Challenge a
Reproduce the entries verbatim, starting with the first line of the entries and continuing through the line containing "high-price-label: 84,27 [211, 164, 239, 176]".

Provided text
Sit in on a public meeting sometime and prepare to be amazed.

You think kids say the darnedest things? Listen to their parents and grandparents lecturing city council or school board members, telling them how they’re hastening the chariots of hell by accepting federal funding and not condemning certain art.

Who are these public comment proselytizers? Some see them simply as engaged and active citizens ensuring that elected officials hear what they have to say. Others see them as serial smack-talkers.

They're all exercising their First Amendment rights — but there’s an asterisk. First Amendment rights do not guarantee that anybody can say anything anytime they want. You know, like during a city council, school board, county commission or other legally convened public meeting.

Good elected leaders will always make time for public comment, but they also have the right to set rules for speakers. A public comment period without limits on how long speakers can yammer is a fairly certain way to ensure no actual business will get done.

Coeur d’Alene City Council is measuring the pros and cons of allowing just about anybody to say just about anything during the public comment period, so long as the time limit is respected and the vocal cords aren’t exercised too vehemently.

A fair question is this, though: How much should a city council care about the opinions of someone who isn’t a resident?

Coeur d’Alene is contemplating doing away with prayers to open council meetings, and pressure is coming from all quarters — including people from Post Falls, Hayden and elsewhere beyond Coeur d’Alene city limits. How much should what outsiders say matter in setting policy for Coeur d’Alene?

For those who pay attention to such things, it’s interesting to see several of the same people, with basically the same scripts lifted from a certain ideological perspective, stating their case at any number of public meetings around the county. Sometimes it smells like a half-baked agenda is overcooking.

On a broader scale, it makes sense that an elected body would be most interested in hearing what its actual constituents think, so limiting comments to residents within that zone would be both fair and practical.

However, an elected body that is open to hearing from anyone on any topic gets extra credit in the communication department. That body is going above and beyond the reasonable expectations of open government. If they have the time and the patience to hear what non-constituents think, then more power to them.

Extracted records
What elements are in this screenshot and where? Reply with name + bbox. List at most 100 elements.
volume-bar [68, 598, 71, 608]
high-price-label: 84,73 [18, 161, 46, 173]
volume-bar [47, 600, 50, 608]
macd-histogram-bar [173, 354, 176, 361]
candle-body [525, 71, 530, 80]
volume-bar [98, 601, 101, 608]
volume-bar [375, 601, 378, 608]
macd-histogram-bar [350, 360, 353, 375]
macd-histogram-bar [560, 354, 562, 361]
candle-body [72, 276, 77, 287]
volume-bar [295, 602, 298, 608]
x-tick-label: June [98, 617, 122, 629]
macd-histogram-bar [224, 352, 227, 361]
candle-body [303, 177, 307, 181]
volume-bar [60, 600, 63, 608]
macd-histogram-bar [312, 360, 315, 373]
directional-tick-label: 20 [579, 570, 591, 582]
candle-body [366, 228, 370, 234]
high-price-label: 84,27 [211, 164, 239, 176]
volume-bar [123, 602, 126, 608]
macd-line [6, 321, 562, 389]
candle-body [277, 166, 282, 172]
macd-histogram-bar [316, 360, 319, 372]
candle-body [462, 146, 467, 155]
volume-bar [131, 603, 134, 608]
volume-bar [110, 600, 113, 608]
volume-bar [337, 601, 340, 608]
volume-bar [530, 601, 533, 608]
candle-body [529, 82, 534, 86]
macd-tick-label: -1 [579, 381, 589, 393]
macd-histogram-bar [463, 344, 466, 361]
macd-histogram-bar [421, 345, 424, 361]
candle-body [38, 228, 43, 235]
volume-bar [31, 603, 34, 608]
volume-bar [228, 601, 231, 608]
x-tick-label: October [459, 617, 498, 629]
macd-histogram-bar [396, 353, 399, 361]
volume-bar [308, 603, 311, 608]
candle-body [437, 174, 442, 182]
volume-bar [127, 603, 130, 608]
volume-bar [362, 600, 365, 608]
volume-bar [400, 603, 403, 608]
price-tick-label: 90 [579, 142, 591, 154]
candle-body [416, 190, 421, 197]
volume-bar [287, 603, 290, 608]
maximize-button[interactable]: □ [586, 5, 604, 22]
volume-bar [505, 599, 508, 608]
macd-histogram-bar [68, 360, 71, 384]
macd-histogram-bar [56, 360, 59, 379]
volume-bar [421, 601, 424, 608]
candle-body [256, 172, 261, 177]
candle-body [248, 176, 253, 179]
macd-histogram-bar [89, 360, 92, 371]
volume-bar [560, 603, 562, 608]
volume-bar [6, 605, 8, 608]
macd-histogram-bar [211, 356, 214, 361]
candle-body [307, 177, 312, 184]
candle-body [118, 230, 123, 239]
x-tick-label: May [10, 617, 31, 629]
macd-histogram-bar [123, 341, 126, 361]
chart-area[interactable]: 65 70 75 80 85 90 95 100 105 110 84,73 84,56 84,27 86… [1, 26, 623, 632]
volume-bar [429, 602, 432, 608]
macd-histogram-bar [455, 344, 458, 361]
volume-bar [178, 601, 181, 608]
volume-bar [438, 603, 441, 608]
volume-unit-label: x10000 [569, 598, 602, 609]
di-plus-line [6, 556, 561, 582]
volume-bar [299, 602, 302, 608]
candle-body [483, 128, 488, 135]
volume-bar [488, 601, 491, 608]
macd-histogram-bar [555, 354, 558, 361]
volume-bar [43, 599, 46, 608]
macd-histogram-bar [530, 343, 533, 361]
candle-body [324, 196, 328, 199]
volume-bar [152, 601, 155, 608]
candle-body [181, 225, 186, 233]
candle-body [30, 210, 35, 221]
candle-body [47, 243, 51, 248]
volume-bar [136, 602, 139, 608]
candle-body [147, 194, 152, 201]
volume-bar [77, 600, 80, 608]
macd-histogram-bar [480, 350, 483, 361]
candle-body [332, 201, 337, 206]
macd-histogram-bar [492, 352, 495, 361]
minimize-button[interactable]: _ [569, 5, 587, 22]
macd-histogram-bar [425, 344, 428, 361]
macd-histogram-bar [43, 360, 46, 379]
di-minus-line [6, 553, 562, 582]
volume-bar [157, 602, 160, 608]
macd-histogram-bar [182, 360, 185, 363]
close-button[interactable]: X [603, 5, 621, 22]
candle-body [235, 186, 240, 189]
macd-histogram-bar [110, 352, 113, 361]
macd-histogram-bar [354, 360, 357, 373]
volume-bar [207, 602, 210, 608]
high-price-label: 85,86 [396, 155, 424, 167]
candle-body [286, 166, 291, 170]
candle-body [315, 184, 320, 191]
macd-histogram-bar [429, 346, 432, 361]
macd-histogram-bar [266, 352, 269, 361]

Challenge b
According to the piece on public comment, which communities beyond Coeur d'Alene city limits are named as sources of pressure over opening council meetings with prayers?

Reply a
What elements are in this screenshot and where? Reply with name + bbox. List at most 100 elements.
volume-bar [68, 598, 71, 608]
high-price-label: 84,73 [18, 161, 46, 173]
volume-bar [47, 600, 50, 608]
macd-histogram-bar [173, 354, 176, 361]
candle-body [525, 71, 530, 80]
volume-bar [98, 601, 101, 608]
volume-bar [375, 601, 378, 608]
macd-histogram-bar [350, 360, 353, 375]
macd-histogram-bar [560, 354, 562, 361]
candle-body [72, 276, 77, 287]
volume-bar [295, 602, 298, 608]
x-tick-label: June [98, 617, 122, 629]
macd-histogram-bar [224, 352, 227, 361]
candle-body [303, 177, 307, 181]
volume-bar [60, 600, 63, 608]
macd-histogram-bar [312, 360, 315, 373]
directional-tick-label: 20 [579, 570, 591, 582]
candle-body [366, 228, 370, 234]
high-price-label: 84,27 [211, 164, 239, 176]

Reply b
Post Falls and Hayden.